_What the exercise asks_: Reproduce every line below word for word, leaving out the pictures.

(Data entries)

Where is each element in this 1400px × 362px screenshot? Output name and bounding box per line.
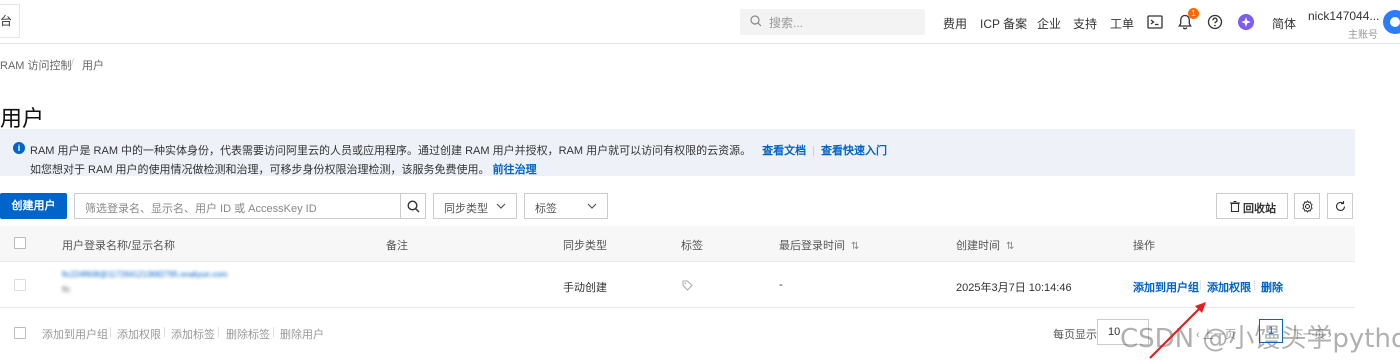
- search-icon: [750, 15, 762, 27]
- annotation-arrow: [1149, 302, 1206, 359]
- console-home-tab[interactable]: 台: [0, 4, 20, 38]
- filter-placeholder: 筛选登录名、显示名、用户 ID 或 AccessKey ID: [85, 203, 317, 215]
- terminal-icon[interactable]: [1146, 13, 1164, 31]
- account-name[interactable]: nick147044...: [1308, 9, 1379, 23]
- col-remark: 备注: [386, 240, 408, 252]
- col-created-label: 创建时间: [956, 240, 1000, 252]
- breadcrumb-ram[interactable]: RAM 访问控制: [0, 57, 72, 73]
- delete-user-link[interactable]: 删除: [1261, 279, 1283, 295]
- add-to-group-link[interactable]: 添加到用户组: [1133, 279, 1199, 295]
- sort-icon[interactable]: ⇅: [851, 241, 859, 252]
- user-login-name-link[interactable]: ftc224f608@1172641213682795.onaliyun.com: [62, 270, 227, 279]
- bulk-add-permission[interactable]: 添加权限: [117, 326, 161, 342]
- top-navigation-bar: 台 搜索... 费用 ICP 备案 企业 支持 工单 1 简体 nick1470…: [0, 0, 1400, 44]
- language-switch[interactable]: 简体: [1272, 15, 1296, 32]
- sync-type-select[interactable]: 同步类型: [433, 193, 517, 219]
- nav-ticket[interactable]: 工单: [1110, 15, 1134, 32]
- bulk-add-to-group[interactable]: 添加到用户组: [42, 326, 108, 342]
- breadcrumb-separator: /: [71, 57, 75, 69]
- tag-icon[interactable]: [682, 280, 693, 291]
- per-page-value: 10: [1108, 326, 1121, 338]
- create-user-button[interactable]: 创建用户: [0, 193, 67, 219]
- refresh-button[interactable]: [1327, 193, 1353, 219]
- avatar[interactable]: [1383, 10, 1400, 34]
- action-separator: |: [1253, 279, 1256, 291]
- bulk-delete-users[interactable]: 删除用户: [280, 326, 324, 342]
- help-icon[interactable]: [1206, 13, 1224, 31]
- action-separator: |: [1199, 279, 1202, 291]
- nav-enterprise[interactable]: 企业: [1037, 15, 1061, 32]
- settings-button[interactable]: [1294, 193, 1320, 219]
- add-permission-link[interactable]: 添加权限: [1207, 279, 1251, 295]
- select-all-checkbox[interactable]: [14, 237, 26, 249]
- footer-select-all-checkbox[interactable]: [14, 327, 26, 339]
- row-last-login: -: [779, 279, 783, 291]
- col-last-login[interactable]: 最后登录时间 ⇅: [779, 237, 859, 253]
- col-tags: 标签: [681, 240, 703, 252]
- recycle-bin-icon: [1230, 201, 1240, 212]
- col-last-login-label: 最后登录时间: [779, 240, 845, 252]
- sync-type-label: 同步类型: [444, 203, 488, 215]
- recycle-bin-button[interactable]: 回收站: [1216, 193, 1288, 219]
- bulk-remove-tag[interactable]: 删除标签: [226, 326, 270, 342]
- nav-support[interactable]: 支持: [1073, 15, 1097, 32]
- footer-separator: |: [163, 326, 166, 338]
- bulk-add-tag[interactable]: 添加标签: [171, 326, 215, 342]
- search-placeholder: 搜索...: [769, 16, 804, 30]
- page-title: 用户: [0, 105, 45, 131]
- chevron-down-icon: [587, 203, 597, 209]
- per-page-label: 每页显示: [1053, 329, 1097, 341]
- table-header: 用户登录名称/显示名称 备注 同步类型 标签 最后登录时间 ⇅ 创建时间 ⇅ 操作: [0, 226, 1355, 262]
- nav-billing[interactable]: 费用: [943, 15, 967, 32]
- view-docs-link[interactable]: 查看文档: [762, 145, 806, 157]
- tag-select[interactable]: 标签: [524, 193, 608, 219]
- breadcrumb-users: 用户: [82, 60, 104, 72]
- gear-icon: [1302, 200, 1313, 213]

_Exercise output_:
Where is each element in this 1400px × 362px screenshot? Output name and bounding box per line.
- search-icon: [750, 15, 762, 27]
- annotation-arrow: [1149, 302, 1206, 359]
- console-home-tab[interactable]: 台: [0, 4, 20, 38]
- filter-placeholder: 筛选登录名、显示名、用户 ID 或 AccessKey ID: [85, 203, 317, 215]
- terminal-icon[interactable]: [1146, 13, 1164, 31]
- account-name[interactable]: nick147044...: [1308, 9, 1379, 23]
- col-remark: 备注: [386, 240, 408, 252]
- col-created-label: 创建时间: [956, 240, 1000, 252]
- breadcrumb-ram[interactable]: RAM 访问控制: [0, 57, 72, 73]
- delete-user-link[interactable]: 删除: [1261, 279, 1283, 295]
- add-to-group-link[interactable]: 添加到用户组: [1133, 279, 1199, 295]
- sort-icon[interactable]: ⇅: [851, 241, 859, 252]
- user-login-name-link[interactable]: ftc224f608@1172641213682795.onaliyun.com: [62, 270, 227, 279]
- bulk-add-permission[interactable]: 添加权限: [117, 326, 161, 342]
- top-navigation-bar: 台 搜索... 费用 ICP 备案 企业 支持 工单 1 简体 nick1470…: [0, 0, 1400, 44]
- language-switch[interactable]: 简体: [1272, 15, 1296, 32]
- sync-type-select[interactable]: 同步类型: [433, 193, 517, 219]
- nav-ticket[interactable]: 工单: [1110, 15, 1134, 32]
- bulk-add-to-group[interactable]: 添加到用户组: [42, 326, 108, 342]
- breadcrumb-separator: /: [71, 57, 75, 69]
- tag-icon[interactable]: [682, 280, 693, 291]
- per-page-value: 10: [1108, 326, 1121, 338]
- create-user-button[interactable]: 创建用户: [0, 193, 67, 219]
- refresh-button[interactable]: [1327, 193, 1353, 219]
- avatar[interactable]: [1383, 10, 1400, 34]
- action-separator: |: [1253, 279, 1256, 291]
- bulk-delete-users[interactable]: 删除用户: [280, 326, 324, 342]
- help-icon[interactable]: [1206, 13, 1224, 31]
- action-separator: |: [1199, 279, 1202, 291]
- nav-enterprise[interactable]: 企业: [1037, 15, 1061, 32]
- settings-button[interactable]: [1294, 193, 1320, 219]
- add-permission-link[interactable]: 添加权限: [1207, 279, 1251, 295]
- select-all-checkbox[interactable]: [14, 237, 26, 249]
- footer-select-all-checkbox[interactable]: [14, 327, 26, 339]
- row-last-login: -: [779, 279, 783, 291]
- col-last-login[interactable]: 最后登录时间 ⇅: [779, 237, 859, 253]
- col-tags: 标签: [681, 240, 703, 252]
- recycle-bin-icon: [1230, 201, 1240, 212]
- col-last-login-label: 最后登录时间: [779, 240, 845, 252]
- sync-type-label: 同步类型: [444, 203, 488, 215]
- recycle-bin-button[interactable]: 回收站: [1216, 193, 1288, 219]
- bulk-remove-tag[interactable]: 删除标签: [226, 326, 270, 342]
- nav-support[interactable]: 支持: [1073, 15, 1097, 32]
- footer-separator: |: [163, 326, 166, 338]
- bulk-add-tag[interactable]: 添加标签: [171, 326, 215, 342]
- search-placeholder: 搜索...: [769, 16, 804, 30]
- page-title: 用户: [0, 105, 45, 131]
- chevron-down-icon: [587, 203, 597, 209]
- per-page-label: 每页显示: [1053, 329, 1097, 341]
- table-header: 用户登录名称/显示名称 备注 同步类型 标签 最后登录时间 ⇅ 创建时间 ⇅ 操作: [0, 226, 1355, 262]
- nav-billing[interactable]: 费用: [943, 15, 967, 32]
- view-docs-link[interactable]: 查看文档: [762, 145, 806, 157]
- tag-select[interactable]: 标签: [524, 193, 608, 219]
- breadcrumb-users: 用户: [82, 60, 104, 72]
- gear-icon: [1302, 200, 1313, 213]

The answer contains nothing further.